— Start of EXTRACTED ENTRIES —

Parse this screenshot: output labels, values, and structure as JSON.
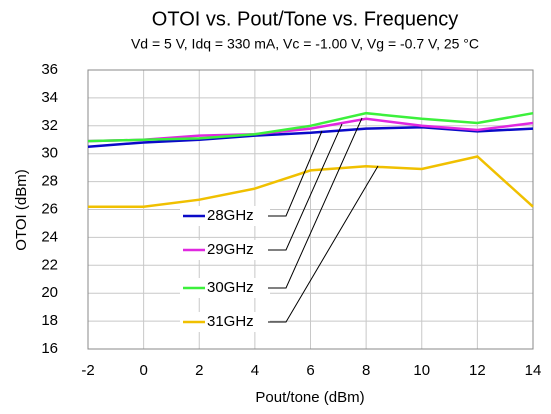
{
  "chart_data": {
    "type": "line",
    "title": "OTOI vs. Pout/Tone vs. Frequency",
    "subtitle": "Vd = 5 V, Idq = 330 mA, Vc = -1.00 V, Vg = -0.7 V, 25 °C",
    "x_label": "Pout/tone (dBm)",
    "y_label": "OTOI  (dBm)",
    "x": [
      -2,
      0,
      2,
      4,
      6,
      8,
      10,
      12,
      14
    ],
    "series": [
      {
        "name": "28GHz",
        "color": "#0a0ac8",
        "values": [
          30.5,
          30.8,
          31.0,
          31.3,
          31.5,
          31.8,
          31.9,
          31.6,
          31.8
        ]
      },
      {
        "name": "29GHz",
        "color": "#e028e0",
        "values": [
          30.9,
          31.0,
          31.3,
          31.4,
          31.8,
          32.5,
          32.0,
          31.7,
          32.2
        ]
      },
      {
        "name": "30GHz",
        "color": "#3cf03c",
        "values": [
          30.9,
          31.0,
          31.1,
          31.4,
          32.0,
          32.9,
          32.5,
          32.2,
          32.9
        ]
      },
      {
        "name": "31GHz",
        "color": "#f0c000",
        "values": [
          26.2,
          26.2,
          26.7,
          27.5,
          28.8,
          29.1,
          28.9,
          29.8,
          26.2
        ]
      }
    ],
    "xlim": [
      -2,
      14
    ],
    "xticks": [
      -2,
      0,
      2,
      4,
      6,
      8,
      10,
      12,
      14
    ],
    "ylim": [
      16,
      36
    ],
    "yticks": [
      16,
      18,
      20,
      22,
      24,
      26,
      28,
      30,
      32,
      34,
      36
    ],
    "grid": true
  }
}
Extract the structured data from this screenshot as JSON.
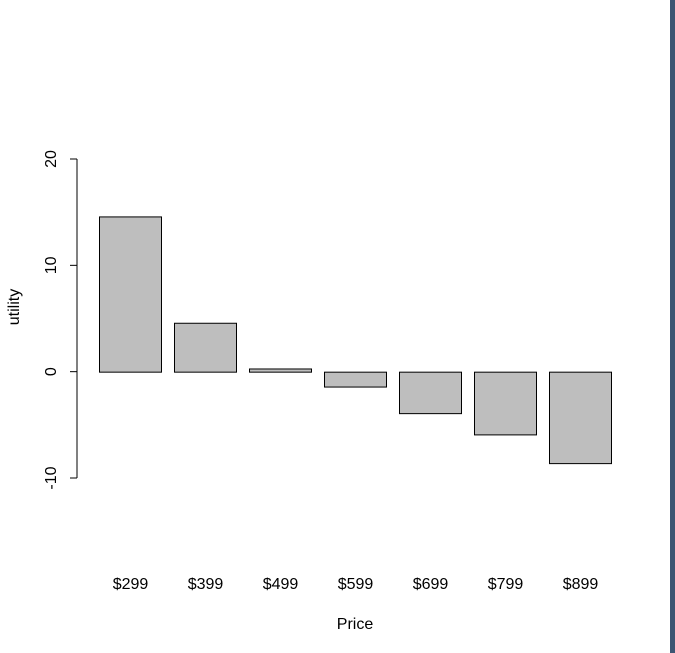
{
  "chart_data": {
    "type": "bar",
    "title": "",
    "xlabel": "Price",
    "ylabel": "utility",
    "categories": [
      "$299",
      "$399",
      "$499",
      "$599",
      "$699",
      "$799",
      "$899"
    ],
    "values": [
      14.6,
      4.6,
      0.3,
      -1.4,
      -3.9,
      -5.9,
      -8.6
    ],
    "ylim": [
      -10,
      20
    ],
    "yticks": [
      -10,
      0,
      10,
      20
    ],
    "ytick_labels": [
      "-10",
      "0",
      "10",
      "20"
    ],
    "grid": false,
    "colors": {
      "bar_fill": "#bebebe",
      "bar_stroke": "#000000",
      "right_edge": "#3c5673"
    }
  }
}
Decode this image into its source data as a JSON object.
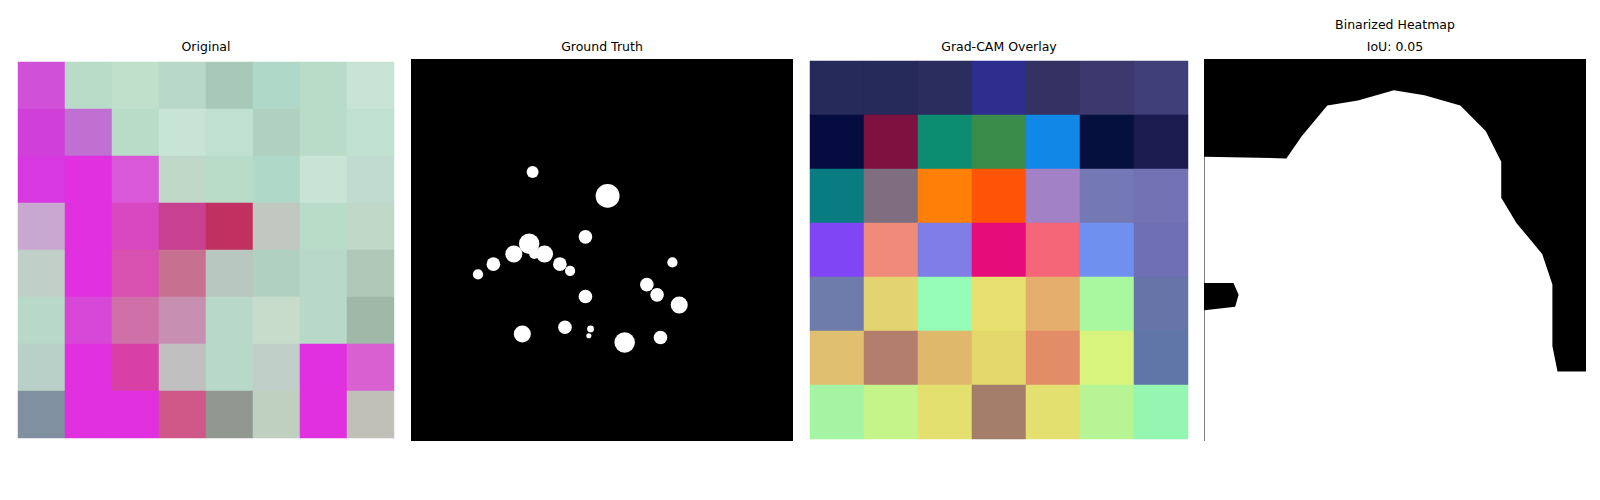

— End of EXTRACTED ENTRIES —

__WHAT TO DO__:
Using the records above, copy exactly and only the lines from the line with "Extract the structured" through the end, both included; leave every picture out.

__THE REPLY__:
Extract the structured data from this screenshot as JSON.
{
  "chart_data": {
    "type": "bar",
    "title": "",
    "xlabel": "Price",
    "ylabel": "utility",
    "categories": [
      "$299",
      "$399",
      "$499",
      "$599",
      "$699",
      "$799",
      "$899"
    ],
    "values": [
      14.6,
      4.6,
      0.3,
      -1.4,
      -3.9,
      -5.9,
      -8.6
    ],
    "ylim": [
      -10,
      20
    ],
    "yticks": [
      -10,
      0,
      10,
      20
    ],
    "ytick_labels": [
      "-10",
      "0",
      "10",
      "20"
    ],
    "grid": false,
    "colors": {
      "bar_fill": "#bebebe",
      "bar_stroke": "#000000",
      "right_edge": "#3c5673"
    }
  }
}
Decode this image into its source data as a JSON object.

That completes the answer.